> _WHAT IS ASKED_: Copy each line of the listing below word for word, leaving out the pictures.

Data records:
------------------------------------

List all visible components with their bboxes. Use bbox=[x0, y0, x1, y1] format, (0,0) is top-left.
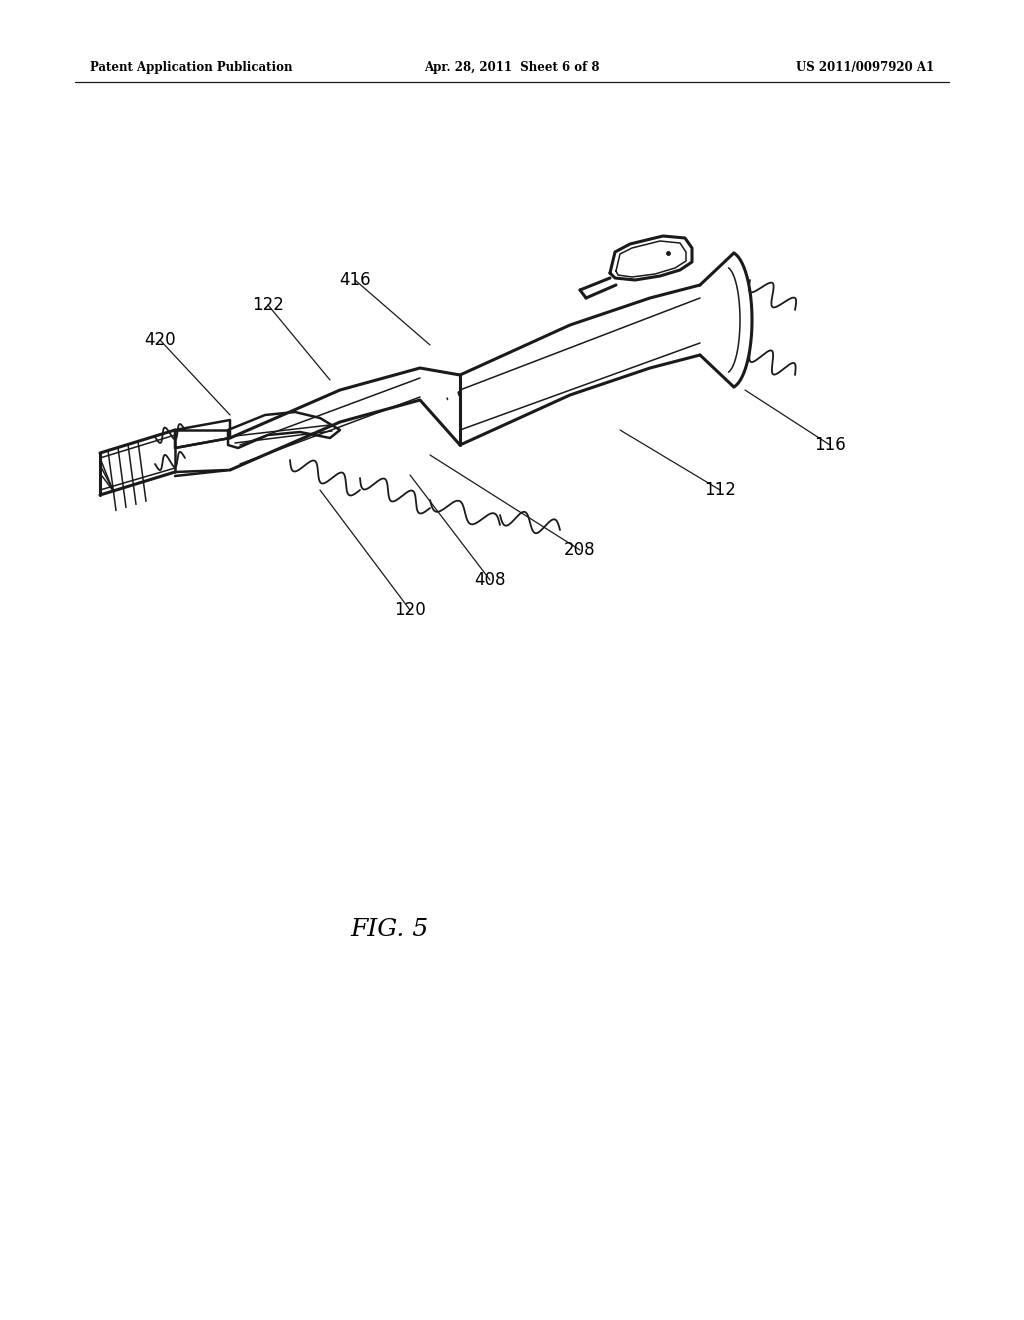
Text: 122: 122 bbox=[252, 296, 284, 314]
Text: 416: 416 bbox=[339, 271, 371, 289]
Text: 408: 408 bbox=[474, 572, 506, 589]
Text: 120: 120 bbox=[394, 601, 426, 619]
Text: Apr. 28, 2011  Sheet 6 of 8: Apr. 28, 2011 Sheet 6 of 8 bbox=[424, 62, 600, 74]
Text: 112: 112 bbox=[705, 480, 736, 499]
Text: 208: 208 bbox=[564, 541, 596, 558]
Text: US 2011/0097920 A1: US 2011/0097920 A1 bbox=[796, 62, 934, 74]
Text: Patent Application Publication: Patent Application Publication bbox=[90, 62, 293, 74]
Text: 116: 116 bbox=[814, 436, 846, 454]
Text: 420: 420 bbox=[144, 331, 176, 348]
Text: FIG. 5: FIG. 5 bbox=[351, 919, 429, 941]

------------------------------------

> _TASK ANSWER_:
List all visible components with their bboxes. Use bbox=[x0, y0, x1, y1] format, (0,0) is top-left.
Text: 122: 122 bbox=[252, 296, 284, 314]
Text: 416: 416 bbox=[339, 271, 371, 289]
Text: 408: 408 bbox=[474, 572, 506, 589]
Text: 120: 120 bbox=[394, 601, 426, 619]
Text: Apr. 28, 2011  Sheet 6 of 8: Apr. 28, 2011 Sheet 6 of 8 bbox=[424, 62, 600, 74]
Text: 112: 112 bbox=[705, 480, 736, 499]
Text: 208: 208 bbox=[564, 541, 596, 558]
Text: US 2011/0097920 A1: US 2011/0097920 A1 bbox=[796, 62, 934, 74]
Text: Patent Application Publication: Patent Application Publication bbox=[90, 62, 293, 74]
Text: 116: 116 bbox=[814, 436, 846, 454]
Text: 420: 420 bbox=[144, 331, 176, 348]
Text: FIG. 5: FIG. 5 bbox=[351, 919, 429, 941]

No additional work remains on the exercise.